## STATED PROBLEM
Every line below must be reproduced exactly. Copy them all.

## Some records
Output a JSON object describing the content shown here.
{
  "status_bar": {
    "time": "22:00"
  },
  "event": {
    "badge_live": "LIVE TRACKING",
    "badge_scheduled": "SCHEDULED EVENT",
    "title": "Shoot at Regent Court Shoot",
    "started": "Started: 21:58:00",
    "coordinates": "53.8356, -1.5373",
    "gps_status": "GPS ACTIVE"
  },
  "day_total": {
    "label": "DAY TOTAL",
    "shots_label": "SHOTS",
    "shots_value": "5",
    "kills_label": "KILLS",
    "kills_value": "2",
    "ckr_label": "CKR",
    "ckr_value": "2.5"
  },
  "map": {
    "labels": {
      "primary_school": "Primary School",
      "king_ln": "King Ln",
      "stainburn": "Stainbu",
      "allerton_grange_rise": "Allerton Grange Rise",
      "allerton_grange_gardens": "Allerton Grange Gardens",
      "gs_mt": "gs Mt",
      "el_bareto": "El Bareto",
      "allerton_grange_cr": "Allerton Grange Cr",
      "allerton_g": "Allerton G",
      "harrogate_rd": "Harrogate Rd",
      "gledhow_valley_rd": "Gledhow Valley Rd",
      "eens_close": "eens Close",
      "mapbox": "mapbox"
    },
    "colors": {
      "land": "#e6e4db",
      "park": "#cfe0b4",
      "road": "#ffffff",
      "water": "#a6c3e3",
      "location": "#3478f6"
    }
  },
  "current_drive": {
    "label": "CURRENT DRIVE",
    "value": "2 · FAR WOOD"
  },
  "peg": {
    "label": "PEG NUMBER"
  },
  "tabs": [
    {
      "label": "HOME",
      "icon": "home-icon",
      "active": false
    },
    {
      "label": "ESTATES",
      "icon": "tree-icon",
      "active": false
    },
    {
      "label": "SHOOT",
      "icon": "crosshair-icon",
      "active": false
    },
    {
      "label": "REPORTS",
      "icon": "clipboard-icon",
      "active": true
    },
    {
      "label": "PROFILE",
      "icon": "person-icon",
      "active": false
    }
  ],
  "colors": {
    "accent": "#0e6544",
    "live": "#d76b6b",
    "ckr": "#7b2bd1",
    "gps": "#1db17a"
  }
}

## SOLVED PROBLEM
Output a JSON object describing the content shown here.
{
  "status_bar": {
    "time": "22:00"
  },
  "event": {
    "badge_live": "LIVE TRACKING",
    "badge_scheduled": "SCHEDULED EVENT",
    "title": "Shoot at Regent Court Shoot",
    "started": "Started: 21:58:00",
    "coordinates": "53.8356, -1.5373",
    "gps_status": "GPS ACTIVE"
  },
  "day_total": {
    "label": "DAY TOTAL",
    "shots_label": "SHOTS",
    "shots_value": "5",
    "kills_label": "KILLS",
    "kills_value": "2",
    "ckr_label": "CKR",
    "ckr_value": "2.5"
  },
  "map": {
    "labels": {
      "primary_school": "Primary School",
      "king_ln": "King Ln",
      "stainburn": "Stainbu",
      "allerton_grange_rise": "Allerton Grange Rise",
      "allerton_grange_gardens": "Allerton Grange Gardens",
      "gs_mt": "gs Mt",
      "el_bareto": "El Bareto",
      "allerton_grange_cr": "Allerton Grange Cr",
      "allerton_g": "Allerton G",
      "harrogate_rd": "Harrogate Rd",
      "gledhow_valley_rd": "Gledhow Valley Rd",
      "eens_close": "eens Close",
      "mapbox": "mapbox"
    },
    "colors": {
      "land": "#e6e4db",
      "park": "#cfe0b4",
      "road": "#ffffff",
      "water": "#a6c3e3",
      "location": "#3478f6"
    }
  },
  "current_drive": {
    "label": "CURRENT DRIVE",
    "value": "2 · FAR WOOD"
  },
  "peg": {
    "label": "PEG NUMBER"
  },
  "tabs": [
    {
      "label": "HOME",
      "icon": "home-icon",
      "active": false
    },
    {
      "label": "ESTATES",
      "icon": "tree-icon",
      "active": false
    },
    {
      "label": "SHOOT",
      "icon": "crosshair-icon",
      "active": false
    },
    {
      "label": "REPORTS",
      "icon": "clipboard-icon",
      "active": true
    },
    {
      "label": "PROFILE",
      "icon": "person-icon",
      "active": false
    }
  ],
  "colors": {
    "accent": "#0e6544",
    "live": "#d76b6b",
    "ckr": "#7b2bd1",
    "gps": "#1db17a"
  }
}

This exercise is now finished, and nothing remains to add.